[Source data]
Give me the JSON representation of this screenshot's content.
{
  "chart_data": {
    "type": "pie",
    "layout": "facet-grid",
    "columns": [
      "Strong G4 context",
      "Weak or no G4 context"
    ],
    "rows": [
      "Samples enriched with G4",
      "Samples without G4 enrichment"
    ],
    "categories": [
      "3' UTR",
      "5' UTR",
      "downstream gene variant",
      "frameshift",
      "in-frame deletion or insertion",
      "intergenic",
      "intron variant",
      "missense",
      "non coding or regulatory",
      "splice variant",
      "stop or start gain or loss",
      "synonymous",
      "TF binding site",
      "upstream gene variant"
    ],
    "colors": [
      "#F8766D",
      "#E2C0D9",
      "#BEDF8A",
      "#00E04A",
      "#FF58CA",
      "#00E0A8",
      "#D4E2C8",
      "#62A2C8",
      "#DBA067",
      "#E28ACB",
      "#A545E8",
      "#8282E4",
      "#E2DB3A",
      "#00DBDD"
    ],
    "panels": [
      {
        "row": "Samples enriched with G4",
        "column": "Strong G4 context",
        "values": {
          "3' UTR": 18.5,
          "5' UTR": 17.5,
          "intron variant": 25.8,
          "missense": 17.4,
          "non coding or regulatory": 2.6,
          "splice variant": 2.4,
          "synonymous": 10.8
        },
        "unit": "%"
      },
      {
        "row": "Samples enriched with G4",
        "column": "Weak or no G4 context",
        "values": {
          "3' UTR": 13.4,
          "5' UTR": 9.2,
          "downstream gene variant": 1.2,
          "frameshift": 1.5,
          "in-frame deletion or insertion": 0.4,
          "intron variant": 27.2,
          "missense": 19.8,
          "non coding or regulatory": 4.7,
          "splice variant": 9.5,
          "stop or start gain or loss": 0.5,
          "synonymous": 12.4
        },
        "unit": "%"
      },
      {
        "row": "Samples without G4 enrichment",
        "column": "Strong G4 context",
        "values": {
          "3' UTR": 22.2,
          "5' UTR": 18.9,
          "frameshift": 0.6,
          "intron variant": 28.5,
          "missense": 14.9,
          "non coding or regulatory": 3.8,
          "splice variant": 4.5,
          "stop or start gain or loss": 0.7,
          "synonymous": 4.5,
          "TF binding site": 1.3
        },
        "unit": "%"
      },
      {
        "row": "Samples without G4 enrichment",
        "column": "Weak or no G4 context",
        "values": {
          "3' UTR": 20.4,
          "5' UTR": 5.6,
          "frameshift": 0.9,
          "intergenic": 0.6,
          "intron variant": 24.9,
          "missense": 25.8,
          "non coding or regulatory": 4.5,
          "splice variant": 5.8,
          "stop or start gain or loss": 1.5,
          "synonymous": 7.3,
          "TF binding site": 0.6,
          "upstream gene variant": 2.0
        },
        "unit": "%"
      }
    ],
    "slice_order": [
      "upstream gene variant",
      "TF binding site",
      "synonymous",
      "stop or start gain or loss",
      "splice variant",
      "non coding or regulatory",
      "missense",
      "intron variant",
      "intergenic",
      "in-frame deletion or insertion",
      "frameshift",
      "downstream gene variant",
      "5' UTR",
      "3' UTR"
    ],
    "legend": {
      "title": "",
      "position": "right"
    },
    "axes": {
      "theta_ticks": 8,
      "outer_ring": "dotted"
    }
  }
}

[Exercise details]
Copy all the records above exactly, missing none.

[Answer section]
Give me the JSON representation of this screenshot's content.
{
  "chart_data": {
    "type": "pie",
    "layout": "facet-grid",
    "columns": [
      "Strong G4 context",
      "Weak or no G4 context"
    ],
    "rows": [
      "Samples enriched with G4",
      "Samples without G4 enrichment"
    ],
    "categories": [
      "3' UTR",
      "5' UTR",
      "downstream gene variant",
      "frameshift",
      "in-frame deletion or insertion",
      "intergenic",
      "intron variant",
      "missense",
      "non coding or regulatory",
      "splice variant",
      "stop or start gain or loss",
      "synonymous",
      "TF binding site",
      "upstream gene variant"
    ],
    "colors": [
      "#F8766D",
      "#E2C0D9",
      "#BEDF8A",
      "#00E04A",
      "#FF58CA",
      "#00E0A8",
      "#D4E2C8",
      "#62A2C8",
      "#DBA067",
      "#E28ACB",
      "#A545E8",
      "#8282E4",
      "#E2DB3A",
      "#00DBDD"
    ],
    "panels": [
      {
        "row": "Samples enriched with G4",
        "column": "Strong G4 context",
        "values": {
          "3' UTR": 18.5,
          "5' UTR": 17.5,
          "intron variant": 25.8,
          "missense": 17.4,
          "non coding or regulatory": 2.6,
          "splice variant": 2.4,
          "synonymous": 10.8
        },
        "unit": "%"
      },
      {
        "row": "Samples enriched with G4",
        "column": "Weak or no G4 context",
        "values": {
          "3' UTR": 13.4,
          "5' UTR": 9.2,
          "downstream gene variant": 1.2,
          "frameshift": 1.5,
          "in-frame deletion or insertion": 0.4,
          "intron variant": 27.2,
          "missense": 19.8,
          "non coding or regulatory": 4.7,
          "splice variant": 9.5,
          "stop or start gain or loss": 0.5,
          "synonymous": 12.4
        },
        "unit": "%"
      },
      {
        "row": "Samples without G4 enrichment",
        "column": "Strong G4 context",
        "values": {
          "3' UTR": 22.2,
          "5' UTR": 18.9,
          "frameshift": 0.6,
          "intron variant": 28.5,
          "missense": 14.9,
          "non coding or regulatory": 3.8,
          "splice variant": 4.5,
          "stop or start gain or loss": 0.7,
          "synonymous": 4.5,
          "TF binding site": 1.3
        },
        "unit": "%"
      },
      {
        "row": "Samples without G4 enrichment",
        "column": "Weak or no G4 context",
        "values": {
          "3' UTR": 20.4,
          "5' UTR": 5.6,
          "frameshift": 0.9,
          "intergenic": 0.6,
          "intron variant": 24.9,
          "missense": 25.8,
          "non coding or regulatory": 4.5,
          "splice variant": 5.8,
          "stop or start gain or loss": 1.5,
          "synonymous": 7.3,
          "TF binding site": 0.6,
          "upstream gene variant": 2.0
        },
        "unit": "%"
      }
    ],
    "slice_order": [
      "upstream gene variant",
      "TF binding site",
      "synonymous",
      "stop or start gain or loss",
      "splice variant",
      "non coding or regulatory",
      "missense",
      "intron variant",
      "intergenic",
      "in-frame deletion or insertion",
      "frameshift",
      "downstream gene variant",
      "5' UTR",
      "3' UTR"
    ],
    "legend": {
      "title": "",
      "position": "right"
    },
    "axes": {
      "theta_ticks": 8,
      "outer_ring": "dotted"
    }
  }
}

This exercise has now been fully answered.